▸ DATA TO PROCESS:
>> START

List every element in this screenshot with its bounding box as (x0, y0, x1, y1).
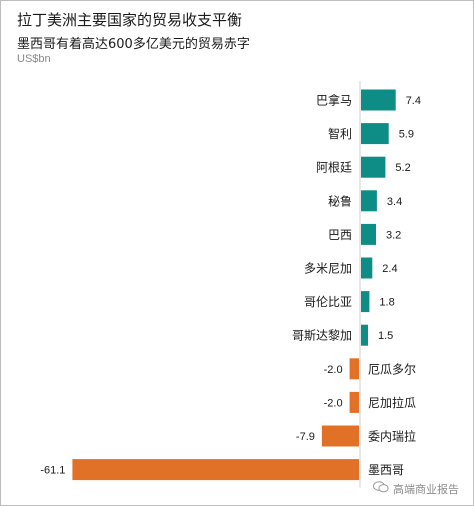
category-label: 厄瓜多尔 (368, 361, 416, 376)
bar (349, 391, 359, 413)
bar (361, 89, 396, 111)
category-label: 巴拿马 (316, 93, 352, 108)
bar (349, 358, 359, 380)
value-label: -2.0 (324, 397, 343, 409)
value-label: 7.4 (406, 95, 421, 107)
category-label: 尼加拉瓜 (368, 395, 416, 410)
category-label: 智利 (328, 126, 352, 141)
value-label: -2.0 (324, 364, 343, 376)
bar (361, 324, 368, 346)
watermark: 高端商业报告 (373, 481, 459, 497)
value-label: -7.9 (296, 431, 315, 443)
bar (361, 123, 389, 145)
bar (361, 190, 377, 212)
bar (321, 425, 359, 447)
chart-title: 拉丁美洲主要国家的贸易收支平衡 (17, 11, 243, 29)
value-label: 2.4 (382, 263, 397, 275)
value-label: 5.9 (399, 129, 414, 141)
wechat-icon (373, 481, 389, 496)
category-label: 巴西 (328, 228, 352, 242)
chart-marks: 巴拿马 7.4 智利 5.9 阿根廷 5.2 秘鲁 3.4 巴西 3.2 多米尼加 2.4 哥伦比亚 1.… (40, 81, 421, 488)
value-label: 3.2 (386, 229, 401, 241)
value-label: 5.2 (395, 162, 410, 174)
watermark-text: 高端商业报告 (393, 483, 459, 496)
category-label: 哥斯达黎加 (292, 329, 352, 343)
category-label: 阿根廷 (316, 161, 352, 175)
bar (361, 156, 386, 178)
value-label: -61.1 (40, 465, 65, 477)
category-label: 哥伦比亚 (304, 294, 352, 309)
bar (361, 257, 373, 279)
value-label: 3.4 (387, 196, 402, 208)
bar (361, 291, 370, 313)
chart-subtitle: 墨西哥有着高达600多亿美元的贸易赤字 (17, 37, 250, 52)
unit-label: US$bn (17, 53, 51, 65)
value-label: 1.5 (378, 330, 393, 342)
category-label: 墨西哥 (368, 463, 404, 477)
category-label: 多米尼加 (304, 262, 352, 276)
value-label: 1.8 (379, 297, 394, 309)
category-label: 秘鲁 (328, 194, 352, 208)
category-label: 委内瑞拉 (368, 429, 416, 444)
bar (361, 223, 376, 245)
bar (72, 459, 360, 481)
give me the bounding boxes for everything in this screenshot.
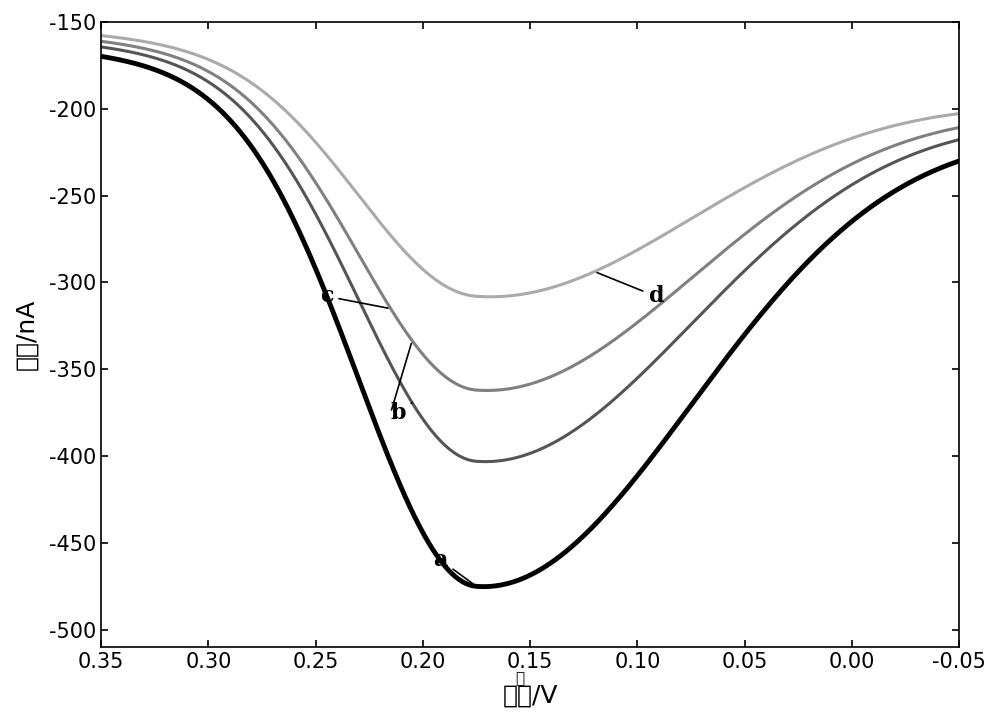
- Y-axis label: 电流/nA: 电流/nA: [14, 298, 38, 370]
- X-axis label: 电压/V: 电压/V: [502, 683, 558, 707]
- Text: a: a: [434, 549, 474, 585]
- Text: b: b: [391, 402, 412, 424]
- Text: 图: 图: [515, 671, 524, 686]
- Text: d: d: [597, 273, 664, 307]
- Text: c: c: [320, 286, 388, 308]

>> END

▸ WHAT IS EXPECTED: Reproduce the records above verbatim, beginning at the line that contains "category-label: 厄瓜多尔 (368, 361, 416, 376)" and continuing through the end of the records, omitting the pictures.

▸ ANSWER FOR THIS EXERCISE:
category-label: 厄瓜多尔 (368, 361, 416, 376)
bar (349, 391, 359, 413)
bar (361, 89, 396, 111)
category-label: 巴拿马 (316, 93, 352, 108)
bar (349, 358, 359, 380)
value-label: -2.0 (324, 397, 343, 409)
value-label: 7.4 (406, 95, 421, 107)
category-label: 尼加拉瓜 (368, 395, 416, 410)
category-label: 智利 (328, 126, 352, 141)
value-label: -2.0 (324, 364, 343, 376)
bar (361, 324, 368, 346)
watermark: 高端商业报告 (373, 481, 459, 497)
value-label: -7.9 (296, 431, 315, 443)
bar (361, 123, 389, 145)
bar (361, 190, 377, 212)
bar (321, 425, 359, 447)
chart-title: 拉丁美洲主要国家的贸易收支平衡 (17, 11, 243, 29)
value-label: 2.4 (382, 263, 397, 275)
value-label: 5.9 (399, 129, 414, 141)
wechat-icon (373, 481, 389, 496)
category-label: 巴西 (328, 228, 352, 242)
chart-marks: 巴拿马 7.4 智利 5.9 阿根廷 5.2 秘鲁 3.4 巴西 3.2 多米尼加 2.4 哥伦比亚 1.… (40, 81, 421, 488)
value-label: 3.2 (386, 229, 401, 241)
value-label: 5.2 (395, 162, 410, 174)
watermark-text: 高端商业报告 (393, 483, 459, 496)
category-label: 哥斯达黎加 (292, 329, 352, 343)
category-label: 阿根廷 (316, 161, 352, 175)
bar (361, 156, 386, 178)
value-label: -61.1 (40, 465, 65, 477)
category-label: 哥伦比亚 (304, 294, 352, 309)
bar (361, 257, 373, 279)
value-label: 3.4 (387, 196, 402, 208)
bar (361, 291, 370, 313)
chart-subtitle: 墨西哥有着高达600多亿美元的贸易赤字 (17, 37, 250, 52)
unit-label: US$bn (17, 53, 51, 65)
value-label: 1.5 (378, 330, 393, 342)
category-label: 墨西哥 (368, 463, 404, 477)
category-label: 多米尼加 (304, 262, 352, 276)
value-label: 1.8 (379, 297, 394, 309)
category-label: 秘鲁 (328, 194, 352, 208)
category-label: 委内瑞拉 (368, 429, 416, 444)
bar (361, 223, 376, 245)
bar (72, 459, 360, 481)
give me the bounding boxes for everything in this screenshot.
- Y-axis label: 电流/nA: 电流/nA: [14, 298, 38, 370]
- X-axis label: 电压/V: 电压/V: [502, 683, 558, 707]
- Text: a: a: [434, 549, 474, 585]
- Text: b: b: [391, 402, 412, 424]
- Text: 图: 图: [515, 671, 524, 686]
- Text: d: d: [597, 273, 664, 307]
- Text: c: c: [320, 286, 388, 308]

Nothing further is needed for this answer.